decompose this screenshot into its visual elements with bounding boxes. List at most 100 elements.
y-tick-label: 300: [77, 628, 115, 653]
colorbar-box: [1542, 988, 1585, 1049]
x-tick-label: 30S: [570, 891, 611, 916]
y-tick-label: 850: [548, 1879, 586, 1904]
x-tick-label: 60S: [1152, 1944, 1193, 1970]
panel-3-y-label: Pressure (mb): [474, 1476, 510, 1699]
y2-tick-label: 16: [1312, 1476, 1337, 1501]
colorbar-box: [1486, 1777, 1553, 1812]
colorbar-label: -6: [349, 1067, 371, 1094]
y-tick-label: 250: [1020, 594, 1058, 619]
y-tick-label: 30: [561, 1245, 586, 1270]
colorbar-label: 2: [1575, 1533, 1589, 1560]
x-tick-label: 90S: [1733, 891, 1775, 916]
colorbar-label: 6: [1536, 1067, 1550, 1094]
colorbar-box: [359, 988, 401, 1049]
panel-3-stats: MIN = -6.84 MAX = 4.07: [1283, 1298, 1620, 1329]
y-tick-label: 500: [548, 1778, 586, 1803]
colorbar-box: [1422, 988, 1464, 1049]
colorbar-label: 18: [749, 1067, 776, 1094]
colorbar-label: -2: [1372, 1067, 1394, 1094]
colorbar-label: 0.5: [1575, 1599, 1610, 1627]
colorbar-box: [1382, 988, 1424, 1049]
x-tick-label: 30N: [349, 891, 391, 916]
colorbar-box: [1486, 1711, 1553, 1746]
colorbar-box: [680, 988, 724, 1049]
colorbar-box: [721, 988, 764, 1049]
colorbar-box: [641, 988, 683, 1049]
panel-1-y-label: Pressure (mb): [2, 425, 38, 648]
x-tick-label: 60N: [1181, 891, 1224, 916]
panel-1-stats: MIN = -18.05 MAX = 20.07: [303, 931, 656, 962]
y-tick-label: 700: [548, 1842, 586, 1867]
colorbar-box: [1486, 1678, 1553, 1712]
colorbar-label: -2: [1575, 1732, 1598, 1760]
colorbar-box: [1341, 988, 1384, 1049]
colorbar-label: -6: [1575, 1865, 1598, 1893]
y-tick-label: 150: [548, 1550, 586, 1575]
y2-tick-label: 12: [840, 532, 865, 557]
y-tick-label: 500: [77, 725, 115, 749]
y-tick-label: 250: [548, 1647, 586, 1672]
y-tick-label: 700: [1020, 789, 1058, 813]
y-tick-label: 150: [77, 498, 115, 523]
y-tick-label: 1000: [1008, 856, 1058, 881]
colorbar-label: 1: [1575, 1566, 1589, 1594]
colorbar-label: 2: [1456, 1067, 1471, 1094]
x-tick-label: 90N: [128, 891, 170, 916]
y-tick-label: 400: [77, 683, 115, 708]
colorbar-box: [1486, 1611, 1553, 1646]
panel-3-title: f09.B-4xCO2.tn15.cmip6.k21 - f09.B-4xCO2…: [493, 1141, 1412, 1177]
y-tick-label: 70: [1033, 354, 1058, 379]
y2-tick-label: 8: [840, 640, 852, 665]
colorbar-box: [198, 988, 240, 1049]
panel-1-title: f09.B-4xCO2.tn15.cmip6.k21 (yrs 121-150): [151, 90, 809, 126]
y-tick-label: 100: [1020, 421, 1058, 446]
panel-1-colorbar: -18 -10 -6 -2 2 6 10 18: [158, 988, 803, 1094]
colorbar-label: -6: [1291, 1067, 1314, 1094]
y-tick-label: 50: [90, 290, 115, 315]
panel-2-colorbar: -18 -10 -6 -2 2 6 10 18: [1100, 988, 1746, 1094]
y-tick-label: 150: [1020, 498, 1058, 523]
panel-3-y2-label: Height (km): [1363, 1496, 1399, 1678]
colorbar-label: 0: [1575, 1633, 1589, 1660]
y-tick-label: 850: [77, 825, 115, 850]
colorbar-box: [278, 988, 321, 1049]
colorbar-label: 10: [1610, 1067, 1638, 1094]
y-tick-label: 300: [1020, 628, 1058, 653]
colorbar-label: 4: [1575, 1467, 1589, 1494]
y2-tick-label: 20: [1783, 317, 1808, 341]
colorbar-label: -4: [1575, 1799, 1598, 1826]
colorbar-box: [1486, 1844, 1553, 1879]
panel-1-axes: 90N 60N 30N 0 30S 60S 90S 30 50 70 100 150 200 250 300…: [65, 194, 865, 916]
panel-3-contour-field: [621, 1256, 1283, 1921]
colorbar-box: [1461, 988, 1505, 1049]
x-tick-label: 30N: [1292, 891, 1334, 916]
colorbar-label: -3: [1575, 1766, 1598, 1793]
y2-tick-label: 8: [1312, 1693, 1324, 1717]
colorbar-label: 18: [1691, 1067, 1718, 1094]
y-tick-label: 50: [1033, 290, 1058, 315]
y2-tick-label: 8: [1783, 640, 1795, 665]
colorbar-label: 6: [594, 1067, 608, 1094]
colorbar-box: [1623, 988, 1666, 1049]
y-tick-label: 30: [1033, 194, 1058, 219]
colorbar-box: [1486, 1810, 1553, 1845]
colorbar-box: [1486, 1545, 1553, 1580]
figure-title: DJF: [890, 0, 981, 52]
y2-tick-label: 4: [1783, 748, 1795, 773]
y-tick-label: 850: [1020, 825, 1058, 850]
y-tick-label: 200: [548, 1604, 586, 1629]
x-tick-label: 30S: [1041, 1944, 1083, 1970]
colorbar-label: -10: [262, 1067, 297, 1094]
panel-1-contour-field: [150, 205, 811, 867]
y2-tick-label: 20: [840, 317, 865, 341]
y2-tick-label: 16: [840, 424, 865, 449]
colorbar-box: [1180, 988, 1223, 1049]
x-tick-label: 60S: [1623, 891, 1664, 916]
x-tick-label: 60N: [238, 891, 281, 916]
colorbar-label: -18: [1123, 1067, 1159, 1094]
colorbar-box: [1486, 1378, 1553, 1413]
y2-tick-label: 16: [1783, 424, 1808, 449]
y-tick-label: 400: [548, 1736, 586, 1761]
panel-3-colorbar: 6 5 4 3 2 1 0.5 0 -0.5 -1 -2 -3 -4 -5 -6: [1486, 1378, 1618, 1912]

────────

- _What to produce_
Copy every row above word for word, with no changes.

- _Result_
decompose this screenshot into its visual elements with bounding boxes. List at most 100 elements.
y-tick-label: 300: [77, 628, 115, 653]
colorbar-box: [1542, 988, 1585, 1049]
x-tick-label: 30S: [570, 891, 611, 916]
y-tick-label: 850: [548, 1879, 586, 1904]
x-tick-label: 60S: [1152, 1944, 1193, 1970]
panel-3-y-label: Pressure (mb): [474, 1476, 510, 1699]
y2-tick-label: 16: [1312, 1476, 1337, 1501]
colorbar-box: [1486, 1777, 1553, 1812]
colorbar-label: -6: [349, 1067, 371, 1094]
y-tick-label: 250: [1020, 594, 1058, 619]
y-tick-label: 30: [561, 1245, 586, 1270]
colorbar-label: 2: [1575, 1533, 1589, 1560]
x-tick-label: 90S: [1733, 891, 1775, 916]
colorbar-label: 6: [1536, 1067, 1550, 1094]
colorbar-box: [359, 988, 401, 1049]
panel-3-stats: MIN = -6.84 MAX = 4.07: [1283, 1298, 1620, 1329]
y-tick-label: 500: [548, 1778, 586, 1803]
colorbar-box: [1422, 988, 1464, 1049]
colorbar-label: 18: [749, 1067, 776, 1094]
colorbar-label: -2: [1372, 1067, 1394, 1094]
colorbar-label: 0.5: [1575, 1599, 1610, 1627]
colorbar-box: [1382, 988, 1424, 1049]
x-tick-label: 30N: [349, 891, 391, 916]
colorbar-box: [1486, 1711, 1553, 1746]
colorbar-box: [680, 988, 724, 1049]
colorbar-box: [721, 988, 764, 1049]
colorbar-box: [641, 988, 683, 1049]
panel-1-y-label: Pressure (mb): [2, 425, 38, 648]
x-tick-label: 60N: [1181, 891, 1224, 916]
panel-1-stats: MIN = -18.05 MAX = 20.07: [303, 931, 656, 962]
y-tick-label: 700: [548, 1842, 586, 1867]
colorbar-box: [1486, 1678, 1553, 1712]
colorbar-label: -2: [1575, 1732, 1598, 1760]
colorbar-box: [1341, 988, 1384, 1049]
colorbar-label: -6: [1575, 1865, 1598, 1893]
y-tick-label: 150: [548, 1550, 586, 1575]
y2-tick-label: 12: [840, 532, 865, 557]
y-tick-label: 500: [77, 725, 115, 749]
y-tick-label: 250: [548, 1647, 586, 1672]
y-tick-label: 700: [1020, 789, 1058, 813]
y-tick-label: 150: [77, 498, 115, 523]
y-tick-label: 1000: [1008, 856, 1058, 881]
colorbar-label: 1: [1575, 1566, 1589, 1594]
colorbar-label: 2: [1456, 1067, 1471, 1094]
x-tick-label: 90N: [128, 891, 170, 916]
y-tick-label: 400: [77, 683, 115, 708]
colorbar-box: [1486, 1611, 1553, 1646]
panel-3-title: f09.B-4xCO2.tn15.cmip6.k21 - f09.B-4xCO2…: [493, 1141, 1412, 1177]
y-tick-label: 70: [1033, 354, 1058, 379]
y2-tick-label: 8: [840, 640, 852, 665]
colorbar-box: [198, 988, 240, 1049]
panel-1-title: f09.B-4xCO2.tn15.cmip6.k21 (yrs 121-150): [151, 90, 809, 126]
y-tick-label: 100: [1020, 421, 1058, 446]
panel-1-colorbar: -18 -10 -6 -2 2 6 10 18: [158, 988, 803, 1094]
colorbar-label: -6: [1291, 1067, 1314, 1094]
y-tick-label: 50: [90, 290, 115, 315]
panel-2-colorbar: -18 -10 -6 -2 2 6 10 18: [1100, 988, 1746, 1094]
y-tick-label: 150: [1020, 498, 1058, 523]
panel-3-y2-label: Height (km): [1363, 1496, 1399, 1678]
colorbar-label: 0: [1575, 1633, 1589, 1660]
y-tick-label: 850: [77, 825, 115, 850]
colorbar-box: [278, 988, 321, 1049]
colorbar-label: 10: [1610, 1067, 1638, 1094]
y-tick-label: 300: [1020, 628, 1058, 653]
colorbar-label: 4: [1575, 1467, 1589, 1494]
y2-tick-label: 20: [1783, 317, 1808, 341]
colorbar-label: -4: [1575, 1799, 1598, 1826]
colorbar-box: [1486, 1844, 1553, 1879]
panel-1-axes: 90N 60N 30N 0 30S 60S 90S 30 50 70 100 150 200 250 300…: [65, 194, 865, 916]
panel-3-contour-field: [621, 1256, 1283, 1921]
colorbar-box: [1461, 988, 1505, 1049]
x-tick-label: 30N: [1292, 891, 1334, 916]
colorbar-label: -3: [1575, 1766, 1598, 1793]
y2-tick-label: 8: [1312, 1693, 1324, 1717]
colorbar-label: 18: [1691, 1067, 1718, 1094]
y-tick-label: 50: [1033, 290, 1058, 315]
y2-tick-label: 8: [1783, 640, 1795, 665]
colorbar-label: 6: [594, 1067, 608, 1094]
colorbar-box: [1623, 988, 1666, 1049]
y-tick-label: 30: [1033, 194, 1058, 219]
colorbar-box: [1486, 1810, 1553, 1845]
colorbar-box: [1486, 1545, 1553, 1580]
figure-title: DJF: [890, 0, 981, 52]
y2-tick-label: 4: [1783, 748, 1795, 773]
y-tick-label: 850: [1020, 825, 1058, 850]
y-tick-label: 200: [548, 1604, 586, 1629]
x-tick-label: 30S: [1041, 1944, 1083, 1970]
colorbar-label: -10: [262, 1067, 297, 1094]
panel-1-contour-field: [150, 205, 811, 867]
y2-tick-label: 20: [840, 317, 865, 341]
y2-tick-label: 16: [840, 424, 865, 449]
colorbar-box: [1180, 988, 1223, 1049]
x-tick-label: 60S: [1623, 891, 1664, 916]
x-tick-label: 60N: [238, 891, 281, 916]
colorbar-label: -18: [1123, 1067, 1159, 1094]
colorbar-box: [1486, 1378, 1553, 1413]
y2-tick-label: 16: [1783, 424, 1808, 449]
y-tick-label: 400: [548, 1736, 586, 1761]
panel-3-colorbar: 6 5 4 3 2 1 0.5 0 -0.5 -1 -2 -3 -4 -5 -6: [1486, 1378, 1618, 1912]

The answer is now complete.